◆ BRIEF: What follows is a listing; restate every line of it word for word.

◆ DATASET EXCERPTS:
---+---

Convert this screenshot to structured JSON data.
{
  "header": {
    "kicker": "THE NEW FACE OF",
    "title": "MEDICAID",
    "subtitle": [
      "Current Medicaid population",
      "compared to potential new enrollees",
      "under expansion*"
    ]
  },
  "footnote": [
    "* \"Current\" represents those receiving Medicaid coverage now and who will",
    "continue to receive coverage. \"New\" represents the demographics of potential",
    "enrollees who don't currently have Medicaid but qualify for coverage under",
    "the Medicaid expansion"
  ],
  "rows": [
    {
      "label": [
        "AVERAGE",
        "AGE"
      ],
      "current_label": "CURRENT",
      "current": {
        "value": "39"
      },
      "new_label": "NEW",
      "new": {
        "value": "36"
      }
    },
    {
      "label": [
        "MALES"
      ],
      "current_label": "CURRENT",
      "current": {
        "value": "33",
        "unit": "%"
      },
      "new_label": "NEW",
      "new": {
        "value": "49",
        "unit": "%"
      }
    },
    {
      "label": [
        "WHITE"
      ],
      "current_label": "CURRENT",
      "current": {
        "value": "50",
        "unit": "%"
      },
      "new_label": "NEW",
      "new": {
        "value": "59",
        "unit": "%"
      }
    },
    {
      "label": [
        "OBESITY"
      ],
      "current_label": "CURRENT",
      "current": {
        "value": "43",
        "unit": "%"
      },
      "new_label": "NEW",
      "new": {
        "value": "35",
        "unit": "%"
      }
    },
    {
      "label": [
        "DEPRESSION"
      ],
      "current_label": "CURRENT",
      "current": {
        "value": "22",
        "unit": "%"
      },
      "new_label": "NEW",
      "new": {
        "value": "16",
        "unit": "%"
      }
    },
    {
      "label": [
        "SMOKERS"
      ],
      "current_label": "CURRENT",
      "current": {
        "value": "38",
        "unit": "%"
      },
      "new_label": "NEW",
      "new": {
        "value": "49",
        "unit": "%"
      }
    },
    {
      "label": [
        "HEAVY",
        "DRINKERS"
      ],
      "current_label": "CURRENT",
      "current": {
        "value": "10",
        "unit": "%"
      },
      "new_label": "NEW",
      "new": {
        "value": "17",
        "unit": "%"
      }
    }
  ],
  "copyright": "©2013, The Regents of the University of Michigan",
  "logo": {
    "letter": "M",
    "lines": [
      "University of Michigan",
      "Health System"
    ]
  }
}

---+---

◆ WRITTEN ANSWER:
Convert this screenshot to structured JSON data.
{
  "header": {
    "kicker": "THE NEW FACE OF",
    "title": "MEDICAID",
    "subtitle": [
      "Current Medicaid population",
      "compared to potential new enrollees",
      "under expansion*"
    ]
  },
  "footnote": [
    "* \"Current\" represents those receiving Medicaid coverage now and who will",
    "continue to receive coverage. \"New\" represents the demographics of potential",
    "enrollees who don't currently have Medicaid but qualify for coverage under",
    "the Medicaid expansion"
  ],
  "rows": [
    {
      "label": [
        "AVERAGE",
        "AGE"
      ],
      "current_label": "CURRENT",
      "current": {
        "value": "39"
      },
      "new_label": "NEW",
      "new": {
        "value": "36"
      }
    },
    {
      "label": [
        "MALES"
      ],
      "current_label": "CURRENT",
      "current": {
        "value": "33",
        "unit": "%"
      },
      "new_label": "NEW",
      "new": {
        "value": "49",
        "unit": "%"
      }
    },
    {
      "label": [
        "WHITE"
      ],
      "current_label": "CURRENT",
      "current": {
        "value": "50",
        "unit": "%"
      },
      "new_label": "NEW",
      "new": {
        "value": "59",
        "unit": "%"
      }
    },
    {
      "label": [
        "OBESITY"
      ],
      "current_label": "CURRENT",
      "current": {
        "value": "43",
        "unit": "%"
      },
      "new_label": "NEW",
      "new": {
        "value": "35",
        "unit": "%"
      }
    },
    {
      "label": [
        "DEPRESSION"
      ],
      "current_label": "CURRENT",
      "current": {
        "value": "22",
        "unit": "%"
      },
      "new_label": "NEW",
      "new": {
        "value": "16",
        "unit": "%"
      }
    },
    {
      "label": [
        "SMOKERS"
      ],
      "current_label": "CURRENT",
      "current": {
        "value": "38",
        "unit": "%"
      },
      "new_label": "NEW",
      "new": {
        "value": "49",
        "unit": "%"
      }
    },
    {
      "label": [
        "HEAVY",
        "DRINKERS"
      ],
      "current_label": "CURRENT",
      "current": {
        "value": "10",
        "unit": "%"
      },
      "new_label": "NEW",
      "new": {
        "value": "17",
        "unit": "%"
      }
    }
  ],
  "copyright": "©2013, The Regents of the University of Michigan",
  "logo": {
    "letter": "M",
    "lines": [
      "University of Michigan",
      "Health System"
    ]
  }
}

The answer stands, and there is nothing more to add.